»»

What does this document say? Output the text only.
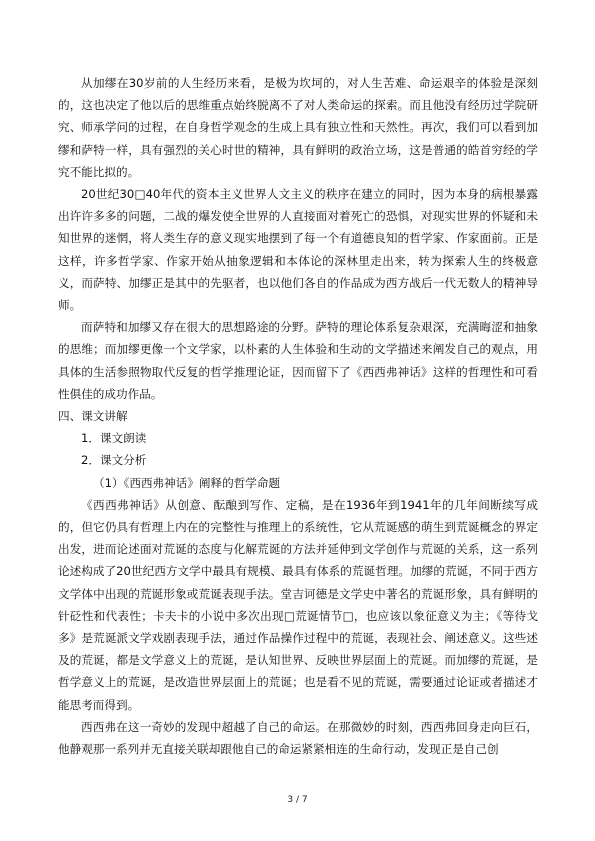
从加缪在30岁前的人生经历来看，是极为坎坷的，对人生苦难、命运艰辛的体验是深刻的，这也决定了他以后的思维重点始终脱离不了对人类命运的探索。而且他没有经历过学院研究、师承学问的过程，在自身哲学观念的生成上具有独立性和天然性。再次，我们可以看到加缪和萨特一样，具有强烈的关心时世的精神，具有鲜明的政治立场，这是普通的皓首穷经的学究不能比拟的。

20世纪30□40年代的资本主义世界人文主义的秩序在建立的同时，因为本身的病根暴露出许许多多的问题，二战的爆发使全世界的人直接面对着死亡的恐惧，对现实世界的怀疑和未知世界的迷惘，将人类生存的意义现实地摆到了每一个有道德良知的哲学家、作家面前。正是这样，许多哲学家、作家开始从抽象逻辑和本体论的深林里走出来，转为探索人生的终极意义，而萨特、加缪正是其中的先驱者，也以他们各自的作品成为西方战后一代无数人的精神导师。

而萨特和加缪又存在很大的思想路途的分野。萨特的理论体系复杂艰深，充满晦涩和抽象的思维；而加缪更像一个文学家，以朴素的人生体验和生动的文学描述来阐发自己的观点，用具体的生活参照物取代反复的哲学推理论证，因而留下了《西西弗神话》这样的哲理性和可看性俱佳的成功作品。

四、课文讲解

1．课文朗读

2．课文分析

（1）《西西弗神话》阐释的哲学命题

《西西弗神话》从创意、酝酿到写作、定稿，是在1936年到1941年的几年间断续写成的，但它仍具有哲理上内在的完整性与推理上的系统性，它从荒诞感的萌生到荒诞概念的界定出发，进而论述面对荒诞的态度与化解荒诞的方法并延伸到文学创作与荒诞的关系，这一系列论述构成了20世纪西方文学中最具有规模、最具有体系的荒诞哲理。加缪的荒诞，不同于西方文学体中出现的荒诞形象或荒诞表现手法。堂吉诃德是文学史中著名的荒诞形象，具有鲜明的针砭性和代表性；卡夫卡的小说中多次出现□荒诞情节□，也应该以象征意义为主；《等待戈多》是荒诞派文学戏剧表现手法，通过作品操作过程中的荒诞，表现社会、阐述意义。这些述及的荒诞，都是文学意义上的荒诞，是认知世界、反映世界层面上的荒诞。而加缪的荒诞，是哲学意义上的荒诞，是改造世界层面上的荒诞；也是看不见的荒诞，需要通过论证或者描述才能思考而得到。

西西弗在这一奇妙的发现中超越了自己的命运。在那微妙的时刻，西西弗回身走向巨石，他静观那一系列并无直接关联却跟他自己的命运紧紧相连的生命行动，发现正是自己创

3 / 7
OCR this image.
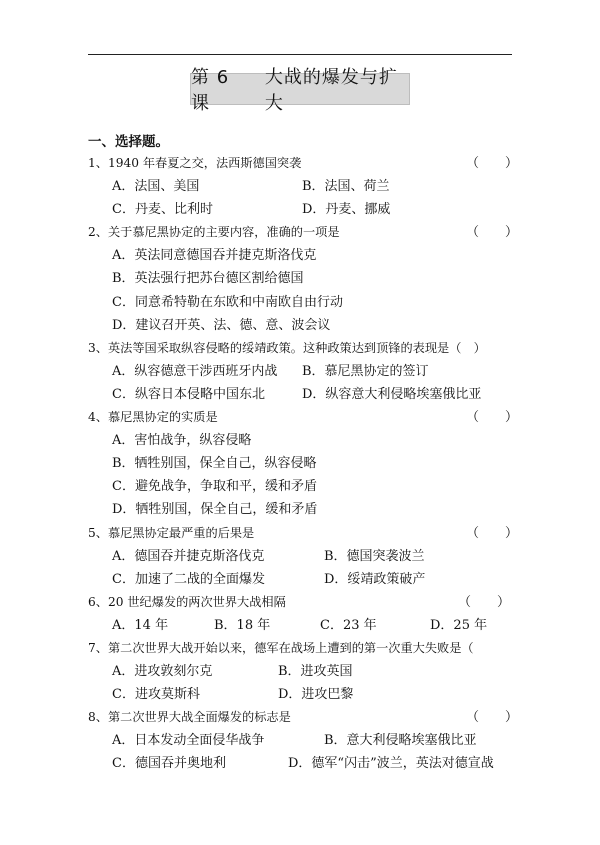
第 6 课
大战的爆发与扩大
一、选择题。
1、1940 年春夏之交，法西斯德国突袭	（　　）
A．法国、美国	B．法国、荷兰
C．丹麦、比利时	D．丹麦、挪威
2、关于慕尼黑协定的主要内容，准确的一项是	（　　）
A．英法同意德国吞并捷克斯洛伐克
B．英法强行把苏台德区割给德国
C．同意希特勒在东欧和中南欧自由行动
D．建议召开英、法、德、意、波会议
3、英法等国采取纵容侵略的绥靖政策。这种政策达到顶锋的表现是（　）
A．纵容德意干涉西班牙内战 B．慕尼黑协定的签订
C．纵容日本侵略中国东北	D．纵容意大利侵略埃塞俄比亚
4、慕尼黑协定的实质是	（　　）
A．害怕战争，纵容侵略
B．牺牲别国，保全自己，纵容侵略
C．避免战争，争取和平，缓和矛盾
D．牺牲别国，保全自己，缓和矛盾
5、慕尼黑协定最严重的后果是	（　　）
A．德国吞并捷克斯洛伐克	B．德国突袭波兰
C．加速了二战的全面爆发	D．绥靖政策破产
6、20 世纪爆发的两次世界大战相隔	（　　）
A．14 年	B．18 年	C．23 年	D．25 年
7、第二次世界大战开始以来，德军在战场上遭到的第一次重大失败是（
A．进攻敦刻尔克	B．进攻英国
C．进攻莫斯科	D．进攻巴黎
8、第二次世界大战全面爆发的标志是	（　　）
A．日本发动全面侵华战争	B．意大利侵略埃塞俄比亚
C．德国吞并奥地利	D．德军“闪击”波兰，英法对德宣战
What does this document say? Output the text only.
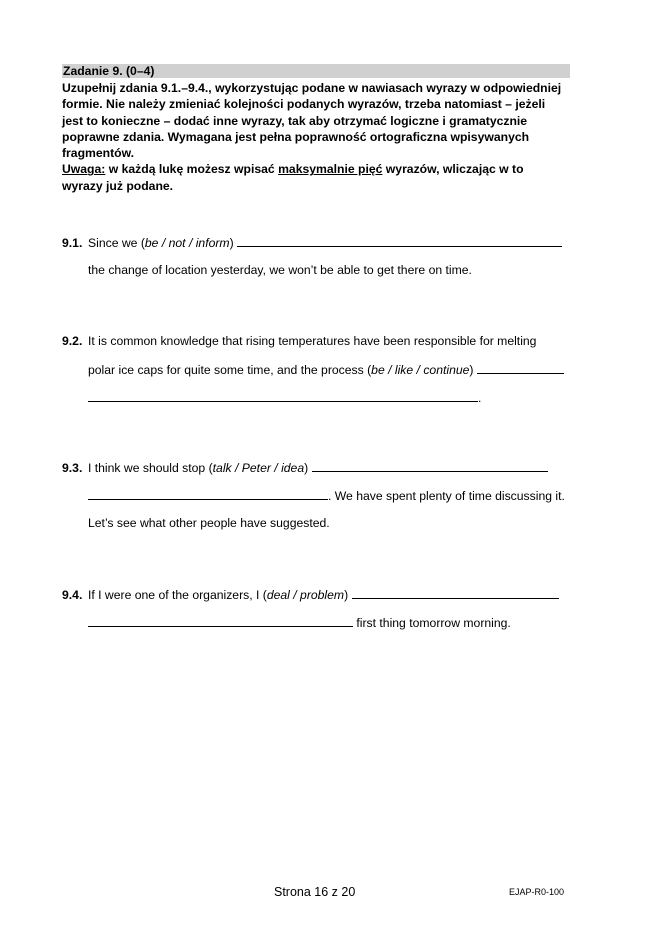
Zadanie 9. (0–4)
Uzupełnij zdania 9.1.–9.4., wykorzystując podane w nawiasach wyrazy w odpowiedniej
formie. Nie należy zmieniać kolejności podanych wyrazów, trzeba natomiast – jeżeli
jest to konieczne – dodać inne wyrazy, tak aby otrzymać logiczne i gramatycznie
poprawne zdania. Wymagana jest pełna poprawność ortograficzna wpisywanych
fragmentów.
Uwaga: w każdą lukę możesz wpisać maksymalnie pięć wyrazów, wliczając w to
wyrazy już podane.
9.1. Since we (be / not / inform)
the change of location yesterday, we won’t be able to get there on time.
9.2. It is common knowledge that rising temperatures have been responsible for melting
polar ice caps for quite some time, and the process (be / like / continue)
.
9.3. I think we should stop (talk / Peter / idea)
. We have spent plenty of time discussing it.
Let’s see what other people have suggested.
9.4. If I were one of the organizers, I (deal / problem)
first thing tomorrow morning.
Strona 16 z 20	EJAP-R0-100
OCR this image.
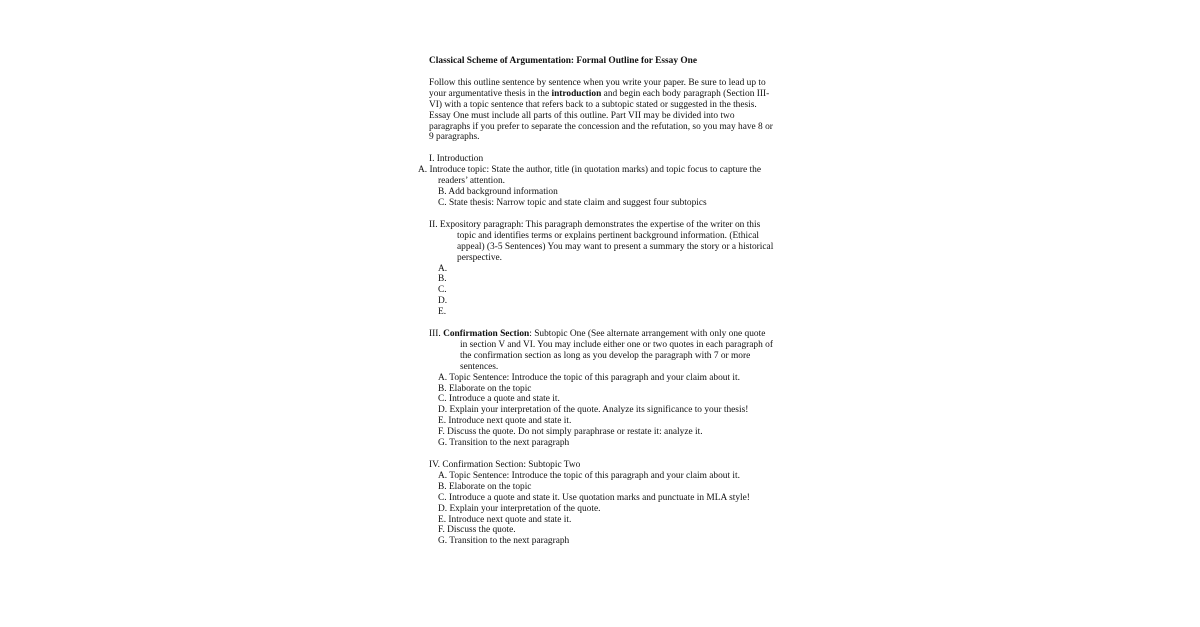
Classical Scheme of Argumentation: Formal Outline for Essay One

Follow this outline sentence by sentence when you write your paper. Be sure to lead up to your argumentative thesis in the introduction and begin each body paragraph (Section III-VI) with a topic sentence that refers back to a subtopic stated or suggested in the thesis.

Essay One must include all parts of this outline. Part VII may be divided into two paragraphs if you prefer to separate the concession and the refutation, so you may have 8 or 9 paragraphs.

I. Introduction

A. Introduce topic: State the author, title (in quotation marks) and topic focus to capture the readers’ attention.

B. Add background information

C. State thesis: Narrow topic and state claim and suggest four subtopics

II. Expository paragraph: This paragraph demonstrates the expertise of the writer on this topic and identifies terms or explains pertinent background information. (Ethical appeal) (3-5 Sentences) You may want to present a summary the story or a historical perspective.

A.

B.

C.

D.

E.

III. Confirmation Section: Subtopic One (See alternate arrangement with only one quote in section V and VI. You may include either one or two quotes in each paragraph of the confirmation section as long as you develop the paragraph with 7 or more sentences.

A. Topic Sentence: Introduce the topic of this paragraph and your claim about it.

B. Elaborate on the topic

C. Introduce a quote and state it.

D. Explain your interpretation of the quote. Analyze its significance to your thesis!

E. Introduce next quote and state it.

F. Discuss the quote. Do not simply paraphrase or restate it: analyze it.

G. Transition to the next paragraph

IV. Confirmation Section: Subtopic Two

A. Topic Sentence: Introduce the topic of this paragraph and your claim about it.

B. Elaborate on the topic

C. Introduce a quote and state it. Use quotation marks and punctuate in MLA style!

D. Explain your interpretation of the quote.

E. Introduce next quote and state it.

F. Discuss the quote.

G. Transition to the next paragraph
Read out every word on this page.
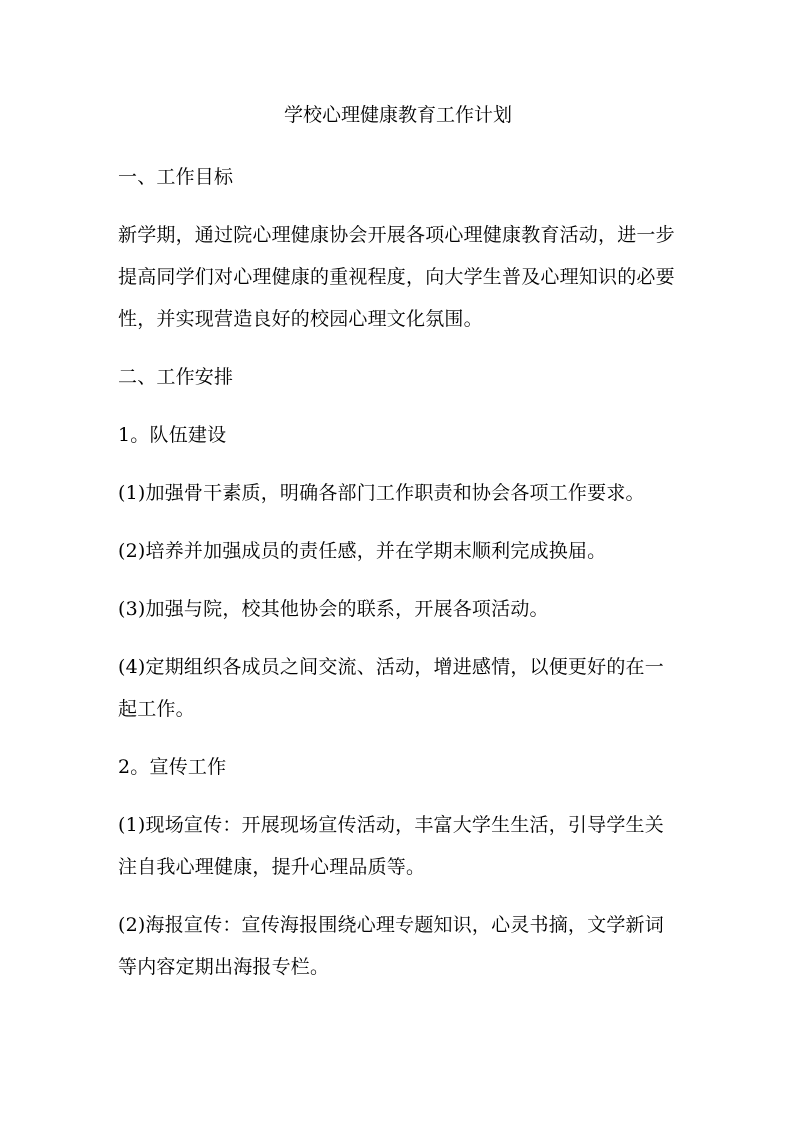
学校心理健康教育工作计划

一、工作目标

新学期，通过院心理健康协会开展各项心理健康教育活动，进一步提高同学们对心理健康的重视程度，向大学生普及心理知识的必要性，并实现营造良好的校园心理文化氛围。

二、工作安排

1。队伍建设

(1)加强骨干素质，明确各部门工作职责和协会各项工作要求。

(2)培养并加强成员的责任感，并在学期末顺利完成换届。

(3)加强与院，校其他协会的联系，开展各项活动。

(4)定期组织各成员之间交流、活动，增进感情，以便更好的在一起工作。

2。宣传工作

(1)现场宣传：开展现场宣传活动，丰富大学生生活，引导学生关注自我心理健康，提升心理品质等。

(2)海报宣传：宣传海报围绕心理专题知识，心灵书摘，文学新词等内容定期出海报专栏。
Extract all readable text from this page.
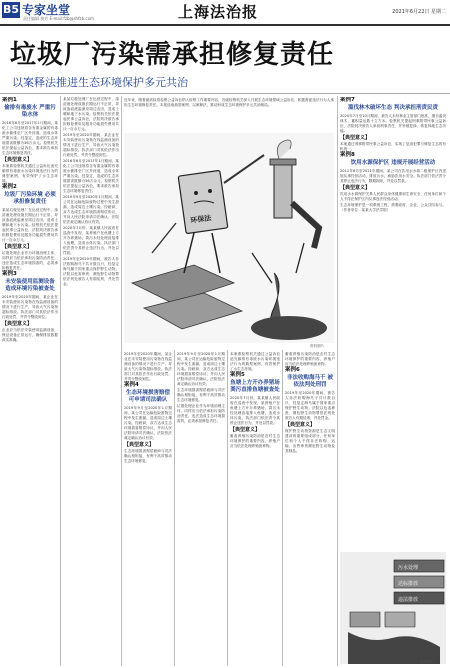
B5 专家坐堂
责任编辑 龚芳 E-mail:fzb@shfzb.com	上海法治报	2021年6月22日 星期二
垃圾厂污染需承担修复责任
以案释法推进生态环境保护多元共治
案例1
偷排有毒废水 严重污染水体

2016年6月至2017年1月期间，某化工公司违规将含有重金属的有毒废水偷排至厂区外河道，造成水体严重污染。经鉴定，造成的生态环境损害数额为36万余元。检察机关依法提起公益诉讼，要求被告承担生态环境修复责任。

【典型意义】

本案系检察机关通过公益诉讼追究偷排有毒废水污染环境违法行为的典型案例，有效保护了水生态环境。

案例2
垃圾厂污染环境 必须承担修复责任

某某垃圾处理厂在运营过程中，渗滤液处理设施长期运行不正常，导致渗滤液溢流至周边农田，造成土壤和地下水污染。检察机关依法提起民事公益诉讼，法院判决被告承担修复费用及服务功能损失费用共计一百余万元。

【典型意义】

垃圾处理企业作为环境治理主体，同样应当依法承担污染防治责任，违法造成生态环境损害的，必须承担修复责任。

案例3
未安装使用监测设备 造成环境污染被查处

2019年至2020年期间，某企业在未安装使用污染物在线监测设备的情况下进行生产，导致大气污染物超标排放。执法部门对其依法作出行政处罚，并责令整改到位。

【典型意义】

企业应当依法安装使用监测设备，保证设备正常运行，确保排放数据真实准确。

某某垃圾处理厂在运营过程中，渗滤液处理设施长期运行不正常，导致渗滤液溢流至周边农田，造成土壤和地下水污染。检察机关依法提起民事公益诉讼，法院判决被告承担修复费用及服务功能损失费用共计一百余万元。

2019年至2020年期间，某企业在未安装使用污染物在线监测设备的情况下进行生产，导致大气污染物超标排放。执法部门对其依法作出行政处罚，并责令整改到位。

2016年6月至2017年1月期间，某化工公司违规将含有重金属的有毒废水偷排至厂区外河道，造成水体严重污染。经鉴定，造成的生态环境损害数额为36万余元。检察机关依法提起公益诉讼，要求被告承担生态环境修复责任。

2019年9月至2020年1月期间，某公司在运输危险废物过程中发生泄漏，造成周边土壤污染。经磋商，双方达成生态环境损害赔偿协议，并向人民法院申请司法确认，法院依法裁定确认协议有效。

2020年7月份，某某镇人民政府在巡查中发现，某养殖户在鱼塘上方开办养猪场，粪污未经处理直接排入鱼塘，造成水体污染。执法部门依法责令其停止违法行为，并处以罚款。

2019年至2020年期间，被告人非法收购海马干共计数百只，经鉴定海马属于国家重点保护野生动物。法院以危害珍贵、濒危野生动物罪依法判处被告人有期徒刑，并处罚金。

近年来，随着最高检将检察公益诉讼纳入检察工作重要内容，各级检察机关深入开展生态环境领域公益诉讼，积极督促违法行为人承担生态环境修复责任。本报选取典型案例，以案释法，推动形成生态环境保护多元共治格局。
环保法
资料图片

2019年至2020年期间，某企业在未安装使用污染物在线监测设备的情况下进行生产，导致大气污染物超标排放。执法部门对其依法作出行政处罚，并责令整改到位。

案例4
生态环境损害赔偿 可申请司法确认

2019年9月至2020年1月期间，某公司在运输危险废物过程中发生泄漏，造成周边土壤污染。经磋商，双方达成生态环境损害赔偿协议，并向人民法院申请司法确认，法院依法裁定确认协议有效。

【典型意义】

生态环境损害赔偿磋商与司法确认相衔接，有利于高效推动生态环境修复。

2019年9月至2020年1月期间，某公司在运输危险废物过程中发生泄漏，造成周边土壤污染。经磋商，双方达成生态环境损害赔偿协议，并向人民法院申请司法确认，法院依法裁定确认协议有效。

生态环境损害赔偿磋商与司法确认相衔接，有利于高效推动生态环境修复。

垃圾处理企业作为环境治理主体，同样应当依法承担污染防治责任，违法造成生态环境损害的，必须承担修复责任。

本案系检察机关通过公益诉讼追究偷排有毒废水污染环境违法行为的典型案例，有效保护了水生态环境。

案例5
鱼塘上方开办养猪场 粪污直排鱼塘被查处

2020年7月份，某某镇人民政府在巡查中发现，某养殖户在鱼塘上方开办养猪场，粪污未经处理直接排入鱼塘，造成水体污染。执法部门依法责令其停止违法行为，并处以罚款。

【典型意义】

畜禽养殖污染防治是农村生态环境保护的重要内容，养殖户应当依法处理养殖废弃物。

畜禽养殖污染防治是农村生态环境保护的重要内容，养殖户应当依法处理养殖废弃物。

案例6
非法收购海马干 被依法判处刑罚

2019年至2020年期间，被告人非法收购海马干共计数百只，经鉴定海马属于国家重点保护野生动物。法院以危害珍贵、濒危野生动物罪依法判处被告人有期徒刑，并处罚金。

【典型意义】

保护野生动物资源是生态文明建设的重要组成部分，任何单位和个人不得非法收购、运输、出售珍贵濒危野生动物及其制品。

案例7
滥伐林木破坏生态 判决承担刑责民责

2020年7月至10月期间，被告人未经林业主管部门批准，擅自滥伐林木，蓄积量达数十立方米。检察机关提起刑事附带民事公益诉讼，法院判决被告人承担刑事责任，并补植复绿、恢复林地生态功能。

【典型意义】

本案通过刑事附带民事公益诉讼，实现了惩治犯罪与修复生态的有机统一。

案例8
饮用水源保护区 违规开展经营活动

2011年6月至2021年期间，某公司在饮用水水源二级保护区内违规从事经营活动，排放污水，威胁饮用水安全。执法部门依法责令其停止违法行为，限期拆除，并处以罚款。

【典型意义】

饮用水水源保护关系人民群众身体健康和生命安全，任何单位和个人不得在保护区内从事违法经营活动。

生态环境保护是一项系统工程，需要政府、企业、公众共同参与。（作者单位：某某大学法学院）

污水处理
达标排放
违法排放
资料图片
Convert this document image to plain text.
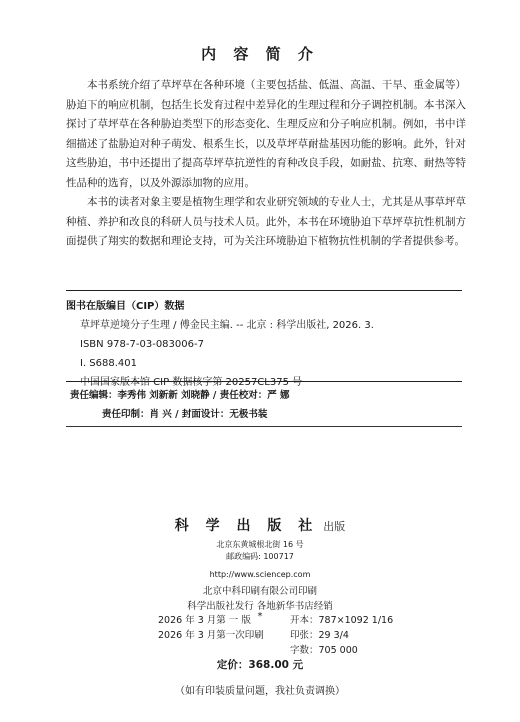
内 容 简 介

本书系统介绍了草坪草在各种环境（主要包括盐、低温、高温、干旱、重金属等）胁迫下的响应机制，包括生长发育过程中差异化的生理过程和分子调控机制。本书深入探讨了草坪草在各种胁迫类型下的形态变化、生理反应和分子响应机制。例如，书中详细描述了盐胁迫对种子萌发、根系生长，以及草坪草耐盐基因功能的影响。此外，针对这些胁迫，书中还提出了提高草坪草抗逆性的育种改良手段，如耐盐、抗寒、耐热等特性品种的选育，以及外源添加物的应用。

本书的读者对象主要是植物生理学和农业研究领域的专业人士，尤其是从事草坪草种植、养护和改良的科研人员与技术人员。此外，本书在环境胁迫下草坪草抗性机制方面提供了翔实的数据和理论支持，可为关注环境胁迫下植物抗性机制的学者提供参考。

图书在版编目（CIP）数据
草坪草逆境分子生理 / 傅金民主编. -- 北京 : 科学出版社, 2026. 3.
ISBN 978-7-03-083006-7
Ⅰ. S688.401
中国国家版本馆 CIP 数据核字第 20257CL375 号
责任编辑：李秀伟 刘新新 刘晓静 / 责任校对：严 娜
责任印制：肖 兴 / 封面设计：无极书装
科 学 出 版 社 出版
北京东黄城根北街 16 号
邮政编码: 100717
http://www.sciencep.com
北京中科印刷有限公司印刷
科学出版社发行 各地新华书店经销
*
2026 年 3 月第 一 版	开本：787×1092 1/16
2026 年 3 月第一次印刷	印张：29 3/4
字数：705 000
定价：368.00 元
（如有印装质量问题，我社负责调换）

««

Task to complete.
Collect the lines of the records that include the string "quotation".

Answer to this exercise.
A. Introduce topic: State the author, title (in quotation marks) and topic focus to capture the readers’ attention.
C. Introduce a quote and state it. Use quotation marks and punctuate in MLA style!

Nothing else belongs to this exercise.